> Exercise
Search the records below for the word "Охарактеризовать". Pull out each line that has it.

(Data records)
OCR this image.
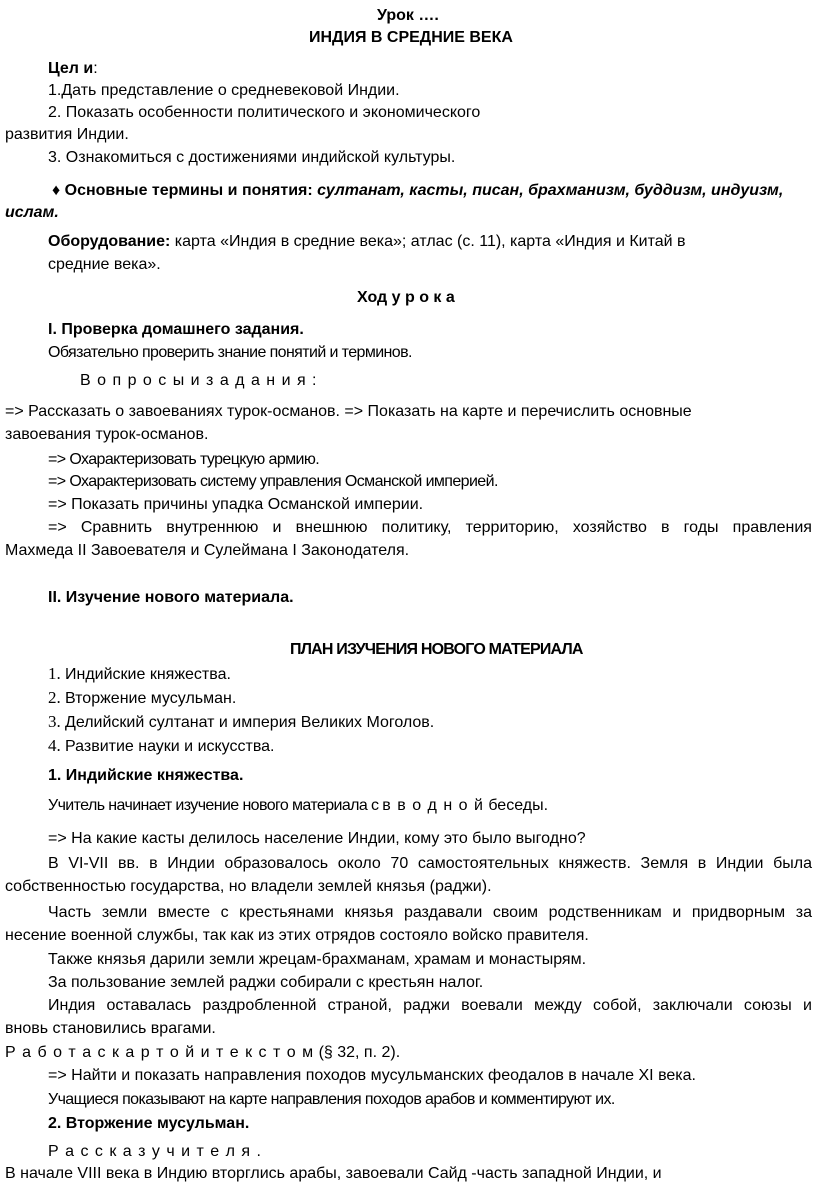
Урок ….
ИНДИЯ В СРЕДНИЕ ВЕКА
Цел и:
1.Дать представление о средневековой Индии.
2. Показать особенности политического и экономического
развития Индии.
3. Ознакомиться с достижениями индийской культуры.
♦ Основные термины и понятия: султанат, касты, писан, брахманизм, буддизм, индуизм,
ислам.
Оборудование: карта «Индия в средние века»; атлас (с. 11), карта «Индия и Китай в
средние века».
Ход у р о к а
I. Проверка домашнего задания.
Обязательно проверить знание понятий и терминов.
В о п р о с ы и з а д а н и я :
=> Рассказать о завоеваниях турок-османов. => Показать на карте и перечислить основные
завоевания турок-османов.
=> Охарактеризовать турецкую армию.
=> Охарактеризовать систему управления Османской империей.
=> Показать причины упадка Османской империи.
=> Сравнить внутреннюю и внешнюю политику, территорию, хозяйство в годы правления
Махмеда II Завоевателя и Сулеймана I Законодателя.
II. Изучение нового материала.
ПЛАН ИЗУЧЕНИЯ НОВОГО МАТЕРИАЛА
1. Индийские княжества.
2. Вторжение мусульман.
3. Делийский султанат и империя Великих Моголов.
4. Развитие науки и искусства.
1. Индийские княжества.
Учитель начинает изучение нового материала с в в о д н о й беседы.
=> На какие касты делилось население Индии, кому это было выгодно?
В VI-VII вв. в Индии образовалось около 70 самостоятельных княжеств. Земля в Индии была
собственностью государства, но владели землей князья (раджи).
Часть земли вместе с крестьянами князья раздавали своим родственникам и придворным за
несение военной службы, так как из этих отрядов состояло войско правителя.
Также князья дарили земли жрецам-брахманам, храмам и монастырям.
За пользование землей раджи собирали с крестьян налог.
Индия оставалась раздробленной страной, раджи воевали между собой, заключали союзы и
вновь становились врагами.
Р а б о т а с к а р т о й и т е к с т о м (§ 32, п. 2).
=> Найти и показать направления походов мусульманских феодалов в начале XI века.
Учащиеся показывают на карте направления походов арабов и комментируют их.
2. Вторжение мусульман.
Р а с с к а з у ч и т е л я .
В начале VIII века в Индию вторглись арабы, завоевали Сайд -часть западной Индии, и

> Exercise output
=> Охарактеризовать турецкую армию.
=> Охарактеризовать систему управления Османской империей.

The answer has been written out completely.